EXERCISE INSTRUCTIONS: Work through the material below and count the lines holding the word "JSON"; give that count and nothing more.

LISTING:
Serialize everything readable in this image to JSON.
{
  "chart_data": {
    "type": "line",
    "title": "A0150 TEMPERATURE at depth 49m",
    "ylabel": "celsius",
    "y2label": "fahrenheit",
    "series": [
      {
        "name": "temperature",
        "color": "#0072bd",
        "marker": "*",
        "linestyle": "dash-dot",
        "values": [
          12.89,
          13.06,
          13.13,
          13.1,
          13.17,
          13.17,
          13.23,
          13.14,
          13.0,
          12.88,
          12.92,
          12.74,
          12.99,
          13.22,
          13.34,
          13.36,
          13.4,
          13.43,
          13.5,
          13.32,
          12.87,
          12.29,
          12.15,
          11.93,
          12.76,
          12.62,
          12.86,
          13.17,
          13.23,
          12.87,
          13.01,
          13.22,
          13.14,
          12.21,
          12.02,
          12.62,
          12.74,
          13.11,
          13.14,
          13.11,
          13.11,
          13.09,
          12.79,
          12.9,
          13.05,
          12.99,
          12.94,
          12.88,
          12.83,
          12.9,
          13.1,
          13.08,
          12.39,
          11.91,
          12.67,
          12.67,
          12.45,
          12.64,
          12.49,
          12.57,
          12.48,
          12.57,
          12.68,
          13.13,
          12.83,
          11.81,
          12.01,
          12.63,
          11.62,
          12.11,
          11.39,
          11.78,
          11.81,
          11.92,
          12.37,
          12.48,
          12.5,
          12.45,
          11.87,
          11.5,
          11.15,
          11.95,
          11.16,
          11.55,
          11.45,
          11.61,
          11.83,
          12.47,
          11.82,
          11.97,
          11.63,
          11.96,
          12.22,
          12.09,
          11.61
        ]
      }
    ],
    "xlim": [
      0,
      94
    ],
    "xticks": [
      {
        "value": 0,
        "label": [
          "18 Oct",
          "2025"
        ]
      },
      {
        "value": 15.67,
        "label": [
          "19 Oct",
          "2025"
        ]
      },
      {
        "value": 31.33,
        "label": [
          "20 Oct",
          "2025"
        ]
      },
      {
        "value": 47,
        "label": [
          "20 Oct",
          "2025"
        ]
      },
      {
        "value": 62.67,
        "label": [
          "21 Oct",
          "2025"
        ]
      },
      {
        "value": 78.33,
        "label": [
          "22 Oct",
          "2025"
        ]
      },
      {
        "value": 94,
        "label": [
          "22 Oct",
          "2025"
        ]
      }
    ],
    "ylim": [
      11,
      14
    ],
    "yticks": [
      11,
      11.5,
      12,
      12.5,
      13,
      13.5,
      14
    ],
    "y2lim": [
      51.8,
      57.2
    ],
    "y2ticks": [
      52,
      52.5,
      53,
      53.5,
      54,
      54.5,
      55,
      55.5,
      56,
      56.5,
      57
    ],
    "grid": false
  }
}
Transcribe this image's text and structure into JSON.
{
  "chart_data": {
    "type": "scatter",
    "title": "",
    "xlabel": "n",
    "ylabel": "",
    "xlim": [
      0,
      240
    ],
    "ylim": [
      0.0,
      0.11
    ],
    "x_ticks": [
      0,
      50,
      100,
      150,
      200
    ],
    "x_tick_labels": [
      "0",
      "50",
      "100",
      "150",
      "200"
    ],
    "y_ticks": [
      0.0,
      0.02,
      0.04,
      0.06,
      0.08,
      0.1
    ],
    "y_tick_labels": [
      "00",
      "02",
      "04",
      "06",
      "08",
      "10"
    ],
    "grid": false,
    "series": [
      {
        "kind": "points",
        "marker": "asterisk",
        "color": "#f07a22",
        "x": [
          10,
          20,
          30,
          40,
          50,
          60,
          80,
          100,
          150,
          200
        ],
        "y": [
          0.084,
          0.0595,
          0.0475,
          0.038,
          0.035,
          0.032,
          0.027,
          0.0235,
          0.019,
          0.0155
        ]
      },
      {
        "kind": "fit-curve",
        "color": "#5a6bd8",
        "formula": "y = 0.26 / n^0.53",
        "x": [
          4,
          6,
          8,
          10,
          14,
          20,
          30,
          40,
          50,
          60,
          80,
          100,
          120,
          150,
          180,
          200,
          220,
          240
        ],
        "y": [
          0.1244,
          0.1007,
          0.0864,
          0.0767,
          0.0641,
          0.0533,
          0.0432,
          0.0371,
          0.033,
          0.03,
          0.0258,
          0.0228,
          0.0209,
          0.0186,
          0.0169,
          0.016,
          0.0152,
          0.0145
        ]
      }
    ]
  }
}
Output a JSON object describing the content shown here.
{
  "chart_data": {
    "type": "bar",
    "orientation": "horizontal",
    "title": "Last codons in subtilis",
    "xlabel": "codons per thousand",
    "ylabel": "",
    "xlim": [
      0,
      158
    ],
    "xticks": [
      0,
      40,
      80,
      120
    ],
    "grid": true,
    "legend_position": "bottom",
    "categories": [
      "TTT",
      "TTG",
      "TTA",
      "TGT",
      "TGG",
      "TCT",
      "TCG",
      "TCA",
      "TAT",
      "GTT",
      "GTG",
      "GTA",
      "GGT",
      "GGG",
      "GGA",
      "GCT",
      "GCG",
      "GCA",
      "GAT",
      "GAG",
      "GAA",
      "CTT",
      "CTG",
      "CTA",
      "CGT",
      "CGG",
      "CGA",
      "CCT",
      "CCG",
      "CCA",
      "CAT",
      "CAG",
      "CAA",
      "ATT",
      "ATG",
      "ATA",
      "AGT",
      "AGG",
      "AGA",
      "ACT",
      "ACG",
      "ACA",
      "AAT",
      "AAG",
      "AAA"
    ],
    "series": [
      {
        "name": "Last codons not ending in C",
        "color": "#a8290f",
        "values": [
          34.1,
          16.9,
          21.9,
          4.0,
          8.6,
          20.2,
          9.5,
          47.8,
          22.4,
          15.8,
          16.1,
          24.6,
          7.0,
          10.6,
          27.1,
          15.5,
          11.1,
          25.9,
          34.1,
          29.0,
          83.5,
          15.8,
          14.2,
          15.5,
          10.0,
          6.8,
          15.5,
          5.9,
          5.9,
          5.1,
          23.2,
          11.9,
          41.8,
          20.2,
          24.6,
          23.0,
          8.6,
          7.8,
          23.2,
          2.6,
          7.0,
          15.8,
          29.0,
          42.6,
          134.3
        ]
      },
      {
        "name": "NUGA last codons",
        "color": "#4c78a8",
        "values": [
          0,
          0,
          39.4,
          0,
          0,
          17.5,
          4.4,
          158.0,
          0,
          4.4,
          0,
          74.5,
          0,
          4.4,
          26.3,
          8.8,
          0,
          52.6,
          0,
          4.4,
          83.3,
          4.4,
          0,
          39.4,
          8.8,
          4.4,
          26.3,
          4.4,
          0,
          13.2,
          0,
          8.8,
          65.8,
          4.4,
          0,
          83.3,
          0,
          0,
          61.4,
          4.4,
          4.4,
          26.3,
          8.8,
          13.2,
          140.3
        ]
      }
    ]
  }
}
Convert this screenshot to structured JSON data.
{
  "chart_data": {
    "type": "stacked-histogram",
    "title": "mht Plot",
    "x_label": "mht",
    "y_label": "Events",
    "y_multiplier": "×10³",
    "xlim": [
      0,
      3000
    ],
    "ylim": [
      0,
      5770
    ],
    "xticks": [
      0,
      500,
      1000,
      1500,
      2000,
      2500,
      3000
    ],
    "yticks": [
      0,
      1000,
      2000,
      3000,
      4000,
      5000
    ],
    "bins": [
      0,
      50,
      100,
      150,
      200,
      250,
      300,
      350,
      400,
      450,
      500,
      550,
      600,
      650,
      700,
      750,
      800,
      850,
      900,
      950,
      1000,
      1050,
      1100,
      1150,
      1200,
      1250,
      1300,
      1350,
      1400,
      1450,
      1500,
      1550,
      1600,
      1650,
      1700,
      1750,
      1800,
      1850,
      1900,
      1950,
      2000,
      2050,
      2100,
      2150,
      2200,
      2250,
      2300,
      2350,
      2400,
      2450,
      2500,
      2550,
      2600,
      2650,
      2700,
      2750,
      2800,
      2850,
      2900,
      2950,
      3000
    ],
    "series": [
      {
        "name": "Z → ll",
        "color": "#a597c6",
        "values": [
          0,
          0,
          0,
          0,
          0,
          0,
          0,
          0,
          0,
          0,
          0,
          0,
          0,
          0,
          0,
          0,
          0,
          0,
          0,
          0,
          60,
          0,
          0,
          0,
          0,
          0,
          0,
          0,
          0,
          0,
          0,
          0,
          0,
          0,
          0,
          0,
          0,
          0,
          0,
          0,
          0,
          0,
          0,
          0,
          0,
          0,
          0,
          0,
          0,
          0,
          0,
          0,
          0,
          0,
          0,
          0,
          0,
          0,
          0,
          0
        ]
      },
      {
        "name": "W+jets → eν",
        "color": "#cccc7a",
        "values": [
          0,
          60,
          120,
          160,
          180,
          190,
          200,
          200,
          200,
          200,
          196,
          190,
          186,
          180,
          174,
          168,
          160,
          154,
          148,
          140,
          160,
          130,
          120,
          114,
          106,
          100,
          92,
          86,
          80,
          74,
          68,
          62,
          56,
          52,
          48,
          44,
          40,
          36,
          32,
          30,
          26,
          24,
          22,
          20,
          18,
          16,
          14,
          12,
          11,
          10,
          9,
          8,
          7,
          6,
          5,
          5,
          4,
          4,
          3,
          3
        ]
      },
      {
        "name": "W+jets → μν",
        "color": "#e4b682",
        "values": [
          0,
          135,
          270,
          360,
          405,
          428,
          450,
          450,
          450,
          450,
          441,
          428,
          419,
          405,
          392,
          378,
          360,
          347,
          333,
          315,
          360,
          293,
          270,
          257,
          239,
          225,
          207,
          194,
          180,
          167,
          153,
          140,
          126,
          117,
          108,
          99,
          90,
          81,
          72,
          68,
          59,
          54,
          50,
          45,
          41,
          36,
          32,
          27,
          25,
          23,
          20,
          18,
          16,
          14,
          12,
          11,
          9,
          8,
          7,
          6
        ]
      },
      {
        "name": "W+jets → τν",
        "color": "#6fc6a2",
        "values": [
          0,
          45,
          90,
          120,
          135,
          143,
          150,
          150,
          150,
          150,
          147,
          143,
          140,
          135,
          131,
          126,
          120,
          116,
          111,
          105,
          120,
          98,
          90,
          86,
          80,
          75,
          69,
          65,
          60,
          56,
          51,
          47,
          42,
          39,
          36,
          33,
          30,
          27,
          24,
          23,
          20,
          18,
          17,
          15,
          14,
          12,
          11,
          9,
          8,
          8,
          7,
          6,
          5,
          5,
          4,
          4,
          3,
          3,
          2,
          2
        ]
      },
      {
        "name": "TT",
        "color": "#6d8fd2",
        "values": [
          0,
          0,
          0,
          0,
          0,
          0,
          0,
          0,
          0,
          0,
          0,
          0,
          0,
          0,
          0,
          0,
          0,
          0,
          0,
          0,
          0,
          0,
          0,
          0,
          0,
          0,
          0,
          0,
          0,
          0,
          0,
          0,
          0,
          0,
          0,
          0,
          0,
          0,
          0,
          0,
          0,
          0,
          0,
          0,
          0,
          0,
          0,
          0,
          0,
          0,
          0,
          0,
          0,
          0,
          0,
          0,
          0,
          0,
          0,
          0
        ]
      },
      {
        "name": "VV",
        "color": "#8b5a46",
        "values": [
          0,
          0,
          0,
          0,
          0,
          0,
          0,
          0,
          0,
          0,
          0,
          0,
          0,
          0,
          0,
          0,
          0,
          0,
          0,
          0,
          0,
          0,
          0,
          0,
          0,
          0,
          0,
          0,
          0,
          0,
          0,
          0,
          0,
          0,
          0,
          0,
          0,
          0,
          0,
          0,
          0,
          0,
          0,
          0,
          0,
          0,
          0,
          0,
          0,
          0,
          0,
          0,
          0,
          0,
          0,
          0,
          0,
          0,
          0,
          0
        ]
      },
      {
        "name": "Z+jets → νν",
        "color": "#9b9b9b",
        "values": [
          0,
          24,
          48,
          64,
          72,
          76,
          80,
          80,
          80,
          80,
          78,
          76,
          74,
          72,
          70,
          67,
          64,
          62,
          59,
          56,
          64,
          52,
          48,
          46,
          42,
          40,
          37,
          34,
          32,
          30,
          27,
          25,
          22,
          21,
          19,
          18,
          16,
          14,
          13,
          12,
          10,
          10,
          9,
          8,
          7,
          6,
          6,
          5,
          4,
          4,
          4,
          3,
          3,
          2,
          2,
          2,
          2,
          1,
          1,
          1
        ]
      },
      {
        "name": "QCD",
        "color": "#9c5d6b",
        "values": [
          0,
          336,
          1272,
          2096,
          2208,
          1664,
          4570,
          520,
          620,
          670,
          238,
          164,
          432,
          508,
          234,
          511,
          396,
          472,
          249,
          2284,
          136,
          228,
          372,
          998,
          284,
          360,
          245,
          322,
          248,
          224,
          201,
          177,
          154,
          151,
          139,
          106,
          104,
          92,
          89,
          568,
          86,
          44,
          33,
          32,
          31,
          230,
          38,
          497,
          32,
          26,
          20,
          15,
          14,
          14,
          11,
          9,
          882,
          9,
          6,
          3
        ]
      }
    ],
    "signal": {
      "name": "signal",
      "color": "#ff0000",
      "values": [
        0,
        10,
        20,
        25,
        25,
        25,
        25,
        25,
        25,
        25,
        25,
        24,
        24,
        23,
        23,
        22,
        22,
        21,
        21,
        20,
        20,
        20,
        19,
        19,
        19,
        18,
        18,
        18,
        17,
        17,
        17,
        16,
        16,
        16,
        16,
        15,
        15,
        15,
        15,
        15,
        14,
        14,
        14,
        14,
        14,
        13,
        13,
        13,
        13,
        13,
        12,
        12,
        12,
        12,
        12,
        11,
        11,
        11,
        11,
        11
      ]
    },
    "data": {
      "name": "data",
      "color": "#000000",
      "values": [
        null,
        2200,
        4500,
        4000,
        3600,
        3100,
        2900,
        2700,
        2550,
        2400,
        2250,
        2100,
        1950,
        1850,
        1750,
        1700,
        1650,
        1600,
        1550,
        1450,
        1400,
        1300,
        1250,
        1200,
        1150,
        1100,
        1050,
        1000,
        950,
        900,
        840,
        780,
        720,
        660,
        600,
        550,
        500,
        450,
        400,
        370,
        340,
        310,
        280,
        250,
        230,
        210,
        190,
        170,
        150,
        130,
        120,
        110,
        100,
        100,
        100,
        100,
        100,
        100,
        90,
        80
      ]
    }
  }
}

RESPONSE TO THIS EXERCISE: 4